[Part of a data file]
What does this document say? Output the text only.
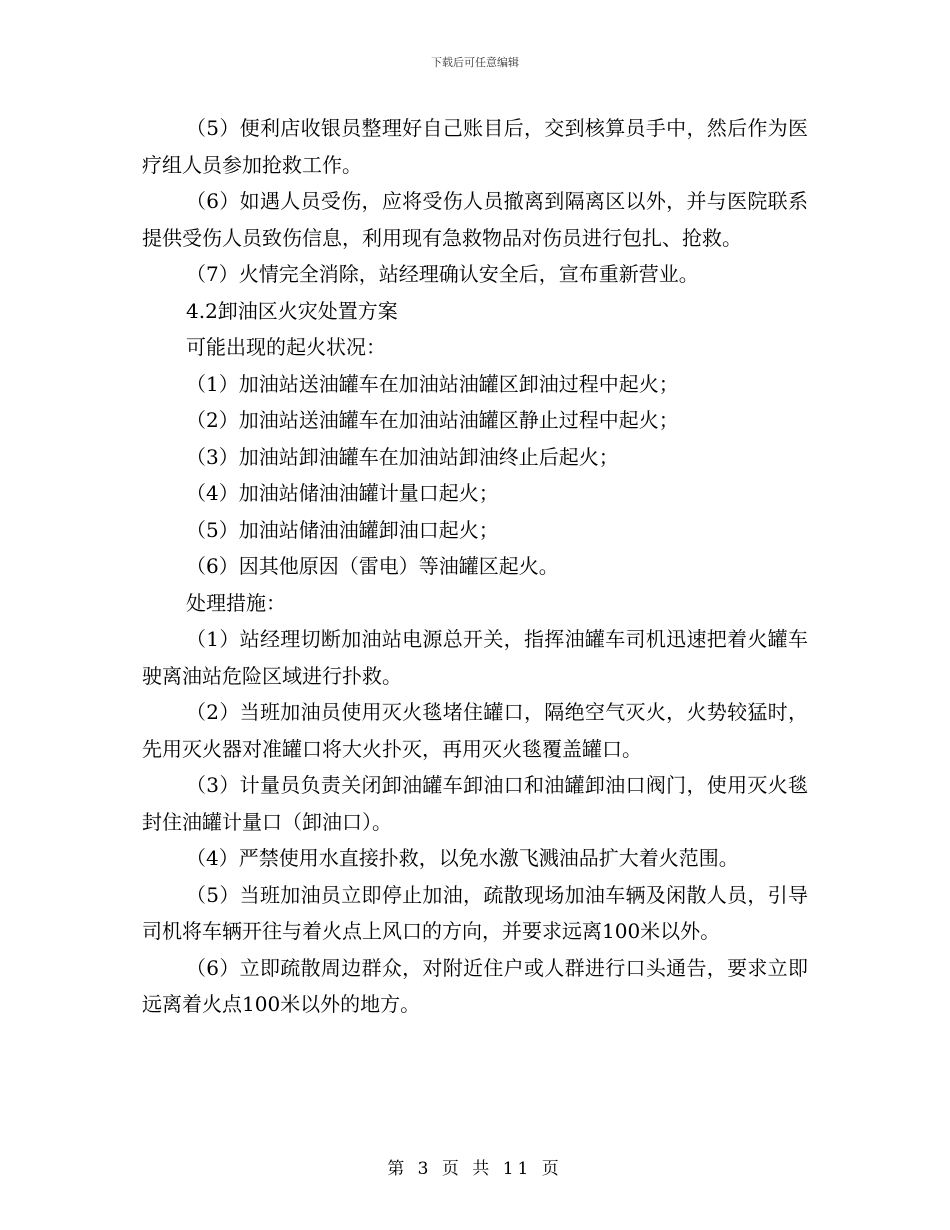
下载后可任意编辑

（5）便利店收银员整理好自己账目后，交到核算员手中，然后作为医疗组人员参加抢救工作。

（6）如遇人员受伤，应将受伤人员撤离到隔离区以外，并与医院联系提供受伤人员致伤信息，利用现有急救物品对伤员进行包扎、抢救。

（7）火情完全消除，站经理确认安全后，宣布重新营业。

4.2卸油区火灾处置方案

可能出现的起火状况：

（1）加油站送油罐车在加油站油罐区卸油过程中起火；

（2）加油站送油罐车在加油站油罐区静止过程中起火；

（3）加油站卸油罐车在加油站卸油终止后起火；

（4）加油站储油油罐计量口起火；

（5）加油站储油油罐卸油口起火；

（6）因其他原因（雷电）等油罐区起火。

处理措施：

（1）站经理切断加油站电源总开关，指挥油罐车司机迅速把着火罐车驶离油站危险区域进行扑救。

（2）当班加油员使用灭火毯堵住罐口，隔绝空气灭火，火势较猛时，先用灭火器对准罐口将大火扑灭，再用灭火毯覆盖罐口。

（3）计量员负责关闭卸油罐车卸油口和油罐卸油口阀门，使用灭火毯封住油罐计量口（卸油口）。

（4）严禁使用水直接扑救，以免水激飞溅油品扩大着火范围。

（5）当班加油员立即停止加油，疏散现场加油车辆及闲散人员，引导司机将车辆开往与着火点上风口的方向，并要求远离100米以外。

（6）立即疏散周边群众，对附近住户或人群进行口头通告，要求立即远离着火点100米以外的地方。

第 3 页 共 11 页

WHAT TO WORK ON:
Each line of the material must be retyped exactly, except that images are omitted.

TASK ANSWER:
What does this document say? Output the text only.
下载后可任意编辑

（5）便利店收银员整理好自己账目后，交到核算员手中，然后作为医疗组人员参加抢救工作。

（6）如遇人员受伤，应将受伤人员撤离到隔离区以外，并与医院联系提供受伤人员致伤信息，利用现有急救物品对伤员进行包扎、抢救。

（7）火情完全消除，站经理确认安全后，宣布重新营业。

4.2卸油区火灾处置方案

可能出现的起火状况：

（1）加油站送油罐车在加油站油罐区卸油过程中起火；

（2）加油站送油罐车在加油站油罐区静止过程中起火；

（3）加油站卸油罐车在加油站卸油终止后起火；

（4）加油站储油油罐计量口起火；

（5）加油站储油油罐卸油口起火；

（6）因其他原因（雷电）等油罐区起火。

处理措施：

（1）站经理切断加油站电源总开关，指挥油罐车司机迅速把着火罐车驶离油站危险区域进行扑救。

（2）当班加油员使用灭火毯堵住罐口，隔绝空气灭火，火势较猛时，先用灭火器对准罐口将大火扑灭，再用灭火毯覆盖罐口。

（3）计量员负责关闭卸油罐车卸油口和油罐卸油口阀门，使用灭火毯封住油罐计量口（卸油口）。

（4）严禁使用水直接扑救，以免水激飞溅油品扩大着火范围。

（5）当班加油员立即停止加油，疏散现场加油车辆及闲散人员，引导司机将车辆开往与着火点上风口的方向，并要求远离100米以外。

（6）立即疏散周边群众，对附近住户或人群进行口头通告，要求立即远离着火点100米以外的地方。

第 3 页 共 11 页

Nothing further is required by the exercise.